Keep in mind the system will only wake us when all associated tasks have finished.
Don't forget to call resume to start downloading the data.
Getting back to our timeline, we've got the URL download in progress.
So it is safe to complete our task and allow the application to sleep.
The system will continue downloading the data while we are suspended.
When our data is ready, URLSession will create a task and wake our application back up.
But what does wake our application really mean?
In concrete terms, waking your application means calling the new handle background task method on WKExtensionDelegate.
In addition to this call, we will receive a will activate call on our visible view controllers.
The system coalesces tasks and delivers them to us as a set.
We need to process all of the tasks in this set.
So let's get started by looping through them.
For each task, we can use an inline task to get an object of the types we care about.
In this case, we're processing a URLSession task.
So we need to rejoin the session using the identifier associated with the task.
URLSession is a highly asynchronous API.
We need to be careful to hold on to our tasks until we're finished processing this data.
We recommend you store the task in a collection and then drain the collection when finished, completing each task to return it to the system.
Make sure to complete task types that you don't specifically handle.

YOUR GOAL:
Please reproduce the passage on background tasks, starting at the words containing "But what does" and ending with "a URLSession task.", substituting "groups" for "coalesces". None of the lines after this point are needed for the work.

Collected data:
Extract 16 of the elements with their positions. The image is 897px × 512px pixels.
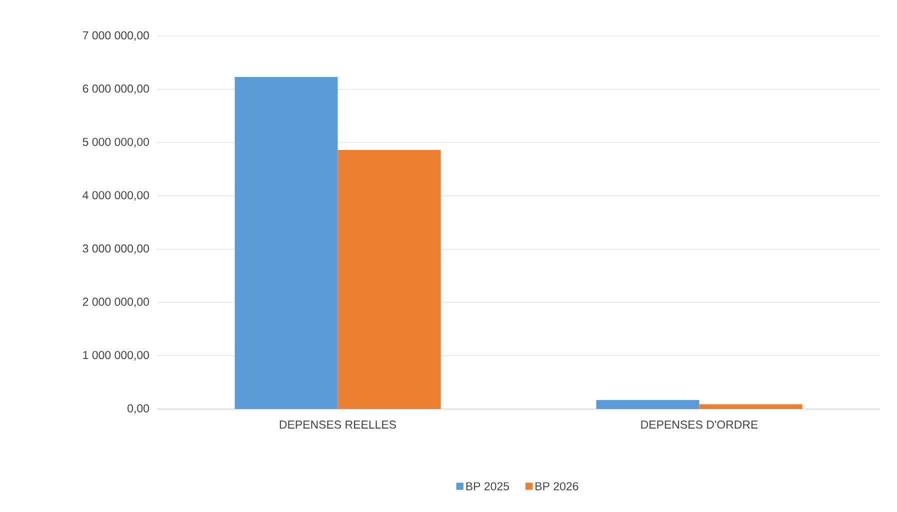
y-tick-label: 1 000 000,00 xyxy=(83,350,149,360)
y-tick-label: 7 000 000,00 xyxy=(82,31,149,41)
legend-label: BP 2026 xyxy=(536,482,578,490)
bar xyxy=(234,77,338,409)
y-tick-label: 6 000 000,00 xyxy=(82,84,149,94)
x-tick-label: DEPENSES REELLES xyxy=(280,420,396,429)
y-tick-label: 2 000 000,00 xyxy=(82,298,149,308)
legend-label: BP 2025 xyxy=(466,482,510,490)
bar xyxy=(338,150,441,409)
bar xyxy=(699,404,802,409)
y-tick-label: 3 000 000,00 xyxy=(82,244,149,254)
y-tick-label: 5 000 000,00 xyxy=(82,138,149,148)
x-tick-label: DEPENSES D'ORDRE xyxy=(641,420,758,429)
bar xyxy=(596,400,700,409)
y-tick-label: 0,00 xyxy=(128,404,150,414)
y-tick-label: 4 000 000,00 xyxy=(82,191,149,201)
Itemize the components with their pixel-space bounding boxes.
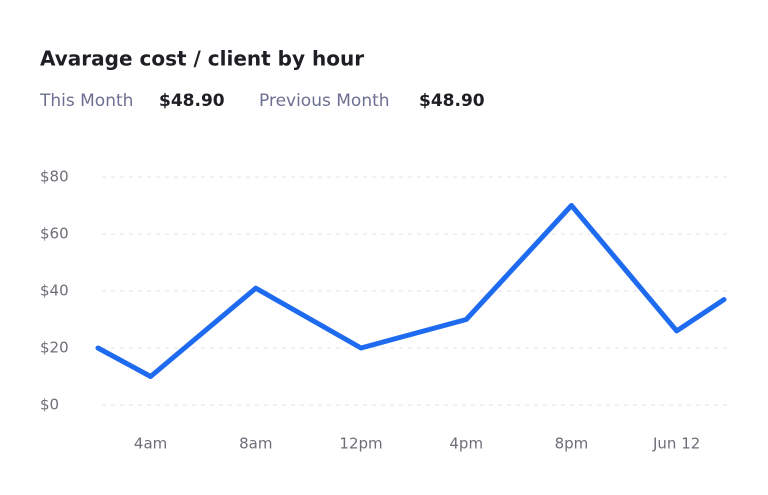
summary-value: $48.90 xyxy=(419,91,485,111)
summary-label: This Month xyxy=(39,91,133,111)
y-tick-label: $80 xyxy=(40,168,69,186)
x-tick-label: 4pm xyxy=(449,435,483,453)
x-tick-label: Jun 12 xyxy=(652,435,700,453)
x-tick-label: 12pm xyxy=(339,435,382,453)
summary-value: $48.90 xyxy=(159,91,225,111)
chart-title: Avarage cost / client by hour xyxy=(40,47,364,71)
y-tick-label: $0 xyxy=(40,396,59,414)
line xyxy=(95,203,727,379)
x-tick-label: 8am xyxy=(239,435,272,453)
y-tick-label: $20 xyxy=(40,339,69,357)
x-tick-label: 4am xyxy=(134,435,167,453)
y-tick-label: $40 xyxy=(40,282,69,300)
x-tick-label: 8pm xyxy=(555,435,589,453)
y-tick-label: $60 xyxy=(40,225,69,243)
summary-label: Previous Month xyxy=(259,91,390,111)
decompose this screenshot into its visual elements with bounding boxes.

WRITTEN RESPONSE:
But what does wake our application really mean?
In concrete terms, waking your application means calling the new handle background task method on WKExtensionDelegate.
In addition to this call, we will receive a will activate call on our visible view controllers.
The system groups tasks and delivers them to us as a set.
We need to process all of the tasks in this set.
So let's get started by looping through them.
For each task, we can use an inline task to get an object of the types we care about.
In this case, we're processing a URLSession task.